* [Exercise prompt]: Can you give all the records again without altering a single character?

* [Source data]:
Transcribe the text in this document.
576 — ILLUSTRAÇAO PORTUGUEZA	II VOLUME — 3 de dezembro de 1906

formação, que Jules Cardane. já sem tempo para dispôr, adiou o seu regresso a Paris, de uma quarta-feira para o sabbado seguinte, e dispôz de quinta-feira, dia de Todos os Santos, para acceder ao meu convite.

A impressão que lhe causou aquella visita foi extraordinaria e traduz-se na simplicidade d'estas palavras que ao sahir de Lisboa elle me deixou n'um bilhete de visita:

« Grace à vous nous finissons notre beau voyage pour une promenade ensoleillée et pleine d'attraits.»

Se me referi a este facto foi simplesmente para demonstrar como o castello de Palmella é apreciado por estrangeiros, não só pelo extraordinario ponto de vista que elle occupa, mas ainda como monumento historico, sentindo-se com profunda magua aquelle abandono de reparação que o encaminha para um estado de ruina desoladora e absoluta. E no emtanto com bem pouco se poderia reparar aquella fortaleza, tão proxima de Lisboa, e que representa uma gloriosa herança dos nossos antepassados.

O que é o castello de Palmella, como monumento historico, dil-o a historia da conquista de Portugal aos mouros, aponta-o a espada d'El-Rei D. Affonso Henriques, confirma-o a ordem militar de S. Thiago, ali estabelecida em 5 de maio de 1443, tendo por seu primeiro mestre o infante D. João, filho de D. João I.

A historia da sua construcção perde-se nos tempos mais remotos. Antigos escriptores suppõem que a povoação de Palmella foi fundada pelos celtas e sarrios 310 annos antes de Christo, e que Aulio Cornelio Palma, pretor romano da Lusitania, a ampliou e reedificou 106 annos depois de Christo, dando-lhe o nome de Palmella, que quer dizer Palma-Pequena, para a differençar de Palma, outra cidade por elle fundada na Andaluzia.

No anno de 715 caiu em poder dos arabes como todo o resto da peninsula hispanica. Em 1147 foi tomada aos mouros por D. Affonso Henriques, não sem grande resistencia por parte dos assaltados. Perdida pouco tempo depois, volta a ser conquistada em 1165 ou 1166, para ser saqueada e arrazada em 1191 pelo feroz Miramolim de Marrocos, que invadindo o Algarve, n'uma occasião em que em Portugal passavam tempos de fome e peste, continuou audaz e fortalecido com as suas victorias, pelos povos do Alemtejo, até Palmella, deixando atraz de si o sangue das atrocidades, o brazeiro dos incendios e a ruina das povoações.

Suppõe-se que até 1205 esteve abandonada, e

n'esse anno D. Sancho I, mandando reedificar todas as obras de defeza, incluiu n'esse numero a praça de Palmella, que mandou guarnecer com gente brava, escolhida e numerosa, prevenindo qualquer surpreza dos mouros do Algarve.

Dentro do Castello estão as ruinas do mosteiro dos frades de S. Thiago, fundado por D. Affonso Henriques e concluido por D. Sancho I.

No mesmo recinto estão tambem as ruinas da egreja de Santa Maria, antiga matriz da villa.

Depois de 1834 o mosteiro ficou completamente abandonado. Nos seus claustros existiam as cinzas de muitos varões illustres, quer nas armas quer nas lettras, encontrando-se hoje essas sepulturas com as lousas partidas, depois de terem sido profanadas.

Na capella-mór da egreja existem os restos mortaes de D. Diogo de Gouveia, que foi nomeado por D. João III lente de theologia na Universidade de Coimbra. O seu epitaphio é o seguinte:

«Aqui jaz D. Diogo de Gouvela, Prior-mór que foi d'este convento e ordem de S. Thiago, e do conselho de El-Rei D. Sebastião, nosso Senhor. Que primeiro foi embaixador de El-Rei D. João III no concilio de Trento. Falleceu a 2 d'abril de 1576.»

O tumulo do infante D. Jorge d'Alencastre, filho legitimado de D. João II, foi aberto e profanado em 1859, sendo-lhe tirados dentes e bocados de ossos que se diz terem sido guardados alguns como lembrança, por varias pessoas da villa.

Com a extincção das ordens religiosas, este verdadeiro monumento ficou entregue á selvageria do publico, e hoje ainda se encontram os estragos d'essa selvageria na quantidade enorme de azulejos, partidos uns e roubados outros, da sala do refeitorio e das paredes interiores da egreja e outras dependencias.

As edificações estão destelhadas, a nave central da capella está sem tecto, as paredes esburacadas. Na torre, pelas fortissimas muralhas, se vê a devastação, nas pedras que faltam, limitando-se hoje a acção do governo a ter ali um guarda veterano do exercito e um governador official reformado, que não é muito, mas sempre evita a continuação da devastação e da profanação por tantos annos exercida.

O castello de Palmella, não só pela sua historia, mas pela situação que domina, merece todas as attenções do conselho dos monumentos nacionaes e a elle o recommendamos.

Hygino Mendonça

* [Exercise output]:
Transcribe the text in this document.
576 — ILLUSTRAÇAO PORTUGUEZA	II VOLUME — 3 de dezembro de 1906

formação, que Jules Cardane. já sem tempo para dispôr, adiou o seu regresso a Paris, de uma quarta-feira para o sabbado seguinte, e dispôz de quinta-feira, dia de Todos os Santos, para acceder ao meu convite.

A impressão que lhe causou aquella visita foi extraordinaria e traduz-se na simplicidade d'estas palavras que ao sahir de Lisboa elle me deixou n'um bilhete de visita:

« Grace à vous nous finissons notre beau voyage pour une promenade ensoleillée et pleine d'attraits.»

Se me referi a este facto foi simplesmente para demonstrar como o castello de Palmella é apreciado por estrangeiros, não só pelo extraordinario ponto de vista que elle occupa, mas ainda como monumento historico, sentindo-se com profunda magua aquelle abandono de reparação que o encaminha para um estado de ruina desoladora e absoluta. E no emtanto com bem pouco se poderia reparar aquella fortaleza, tão proxima de Lisboa, e que representa uma gloriosa herança dos nossos antepassados.

O que é o castello de Palmella, como monumento historico, dil-o a historia da conquista de Portugal aos mouros, aponta-o a espada d'El-Rei D. Affonso Henriques, confirma-o a ordem militar de S. Thiago, ali estabelecida em 5 de maio de 1443, tendo por seu primeiro mestre o infante D. João, filho de D. João I.

A historia da sua construcção perde-se nos tempos mais remotos. Antigos escriptores suppõem que a povoação de Palmella foi fundada pelos celtas e sarrios 310 annos antes de Christo, e que Aulio Cornelio Palma, pretor romano da Lusitania, a ampliou e reedificou 106 annos depois de Christo, dando-lhe o nome de Palmella, que quer dizer Palma-Pequena, para a differençar de Palma, outra cidade por elle fundada na Andaluzia.

No anno de 715 caiu em poder dos arabes como todo o resto da peninsula hispanica. Em 1147 foi tomada aos mouros por D. Affonso Henriques, não sem grande resistencia por parte dos assaltados. Perdida pouco tempo depois, volta a ser conquistada em 1165 ou 1166, para ser saqueada e arrazada em 1191 pelo feroz Miramolim de Marrocos, que invadindo o Algarve, n'uma occasião em que em Portugal passavam tempos de fome e peste, continuou audaz e fortalecido com as suas victorias, pelos povos do Alemtejo, até Palmella, deixando atraz de si o sangue das atrocidades, o brazeiro dos incendios e a ruina das povoações.

Suppõe-se que até 1205 esteve abandonada, e

n'esse anno D. Sancho I, mandando reedificar todas as obras de defeza, incluiu n'esse numero a praça de Palmella, que mandou guarnecer com gente brava, escolhida e numerosa, prevenindo qualquer surpreza dos mouros do Algarve.

Dentro do Castello estão as ruinas do mosteiro dos frades de S. Thiago, fundado por D. Affonso Henriques e concluido por D. Sancho I.

No mesmo recinto estão tambem as ruinas da egreja de Santa Maria, antiga matriz da villa.

Depois de 1834 o mosteiro ficou completamente abandonado. Nos seus claustros existiam as cinzas de muitos varões illustres, quer nas armas quer nas lettras, encontrando-se hoje essas sepulturas com as lousas partidas, depois de terem sido profanadas.

Na capella-mór da egreja existem os restos mortaes de D. Diogo de Gouveia, que foi nomeado por D. João III lente de theologia na Universidade de Coimbra. O seu epitaphio é o seguinte:

«Aqui jaz D. Diogo de Gouvela, Prior-mór que foi d'este convento e ordem de S. Thiago, e do conselho de El-Rei D. Sebastião, nosso Senhor. Que primeiro foi embaixador de El-Rei D. João III no concilio de Trento. Falleceu a 2 d'abril de 1576.»

O tumulo do infante D. Jorge d'Alencastre, filho legitimado de D. João II, foi aberto e profanado em 1859, sendo-lhe tirados dentes e bocados de ossos que se diz terem sido guardados alguns como lembrança, por varias pessoas da villa.

Com a extincção das ordens religiosas, este verdadeiro monumento ficou entregue á selvageria do publico, e hoje ainda se encontram os estragos d'essa selvageria na quantidade enorme de azulejos, partidos uns e roubados outros, da sala do refeitorio e das paredes interiores da egreja e outras dependencias.

As edificações estão destelhadas, a nave central da capella está sem tecto, as paredes esburacadas. Na torre, pelas fortissimas muralhas, se vê a devastação, nas pedras que faltam, limitando-se hoje a acção do governo a ter ali um guarda veterano do exercito e um governador official reformado, que não é muito, mas sempre evita a continuação da devastação e da profanação por tantos annos exercida.

O castello de Palmella, não só pela sua historia, mas pela situação que domina, merece todas as attenções do conselho dos monumentos nacionaes e a elle o recommendamos.

Hygino Mendonça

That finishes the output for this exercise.